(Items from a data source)
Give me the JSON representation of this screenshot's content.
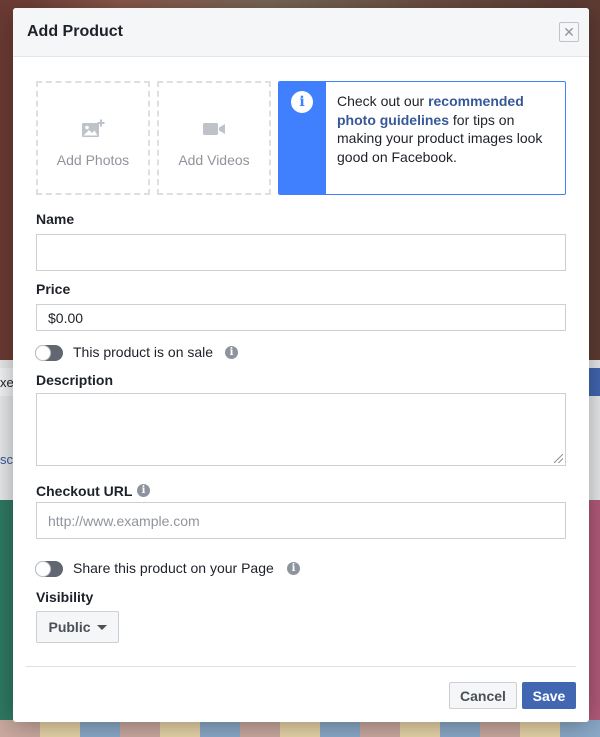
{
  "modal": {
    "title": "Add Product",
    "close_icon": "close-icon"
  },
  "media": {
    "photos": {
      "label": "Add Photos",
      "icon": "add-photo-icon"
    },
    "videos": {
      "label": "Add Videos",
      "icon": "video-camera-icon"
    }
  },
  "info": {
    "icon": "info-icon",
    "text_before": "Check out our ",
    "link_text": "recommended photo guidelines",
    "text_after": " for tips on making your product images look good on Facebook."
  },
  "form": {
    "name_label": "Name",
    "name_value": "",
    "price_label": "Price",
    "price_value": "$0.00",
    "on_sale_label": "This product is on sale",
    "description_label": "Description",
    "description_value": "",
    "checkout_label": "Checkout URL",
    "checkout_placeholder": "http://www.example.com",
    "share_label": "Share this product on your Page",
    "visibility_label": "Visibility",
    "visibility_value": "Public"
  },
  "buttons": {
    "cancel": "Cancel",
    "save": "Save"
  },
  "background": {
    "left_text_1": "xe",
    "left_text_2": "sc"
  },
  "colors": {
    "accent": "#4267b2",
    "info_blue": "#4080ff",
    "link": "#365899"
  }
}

**Work required:** Each record above is to be restated exactly, with its pictures removed from the copy.

**Problem solution:**
Give me the JSON representation of this screenshot's content.
{
  "modal": {
    "title": "Add Product",
    "close_icon": "close-icon"
  },
  "media": {
    "photos": {
      "label": "Add Photos",
      "icon": "add-photo-icon"
    },
    "videos": {
      "label": "Add Videos",
      "icon": "video-camera-icon"
    }
  },
  "info": {
    "icon": "info-icon",
    "text_before": "Check out our ",
    "link_text": "recommended photo guidelines",
    "text_after": " for tips on making your product images look good on Facebook."
  },
  "form": {
    "name_label": "Name",
    "name_value": "",
    "price_label": "Price",
    "price_value": "$0.00",
    "on_sale_label": "This product is on sale",
    "description_label": "Description",
    "description_value": "",
    "checkout_label": "Checkout URL",
    "checkout_placeholder": "http://www.example.com",
    "share_label": "Share this product on your Page",
    "visibility_label": "Visibility",
    "visibility_value": "Public"
  },
  "buttons": {
    "cancel": "Cancel",
    "save": "Save"
  },
  "background": {
    "left_text_1": "xe",
    "left_text_2": "sc"
  },
  "colors": {
    "accent": "#4267b2",
    "info_blue": "#4080ff",
    "link": "#365899"
  }
}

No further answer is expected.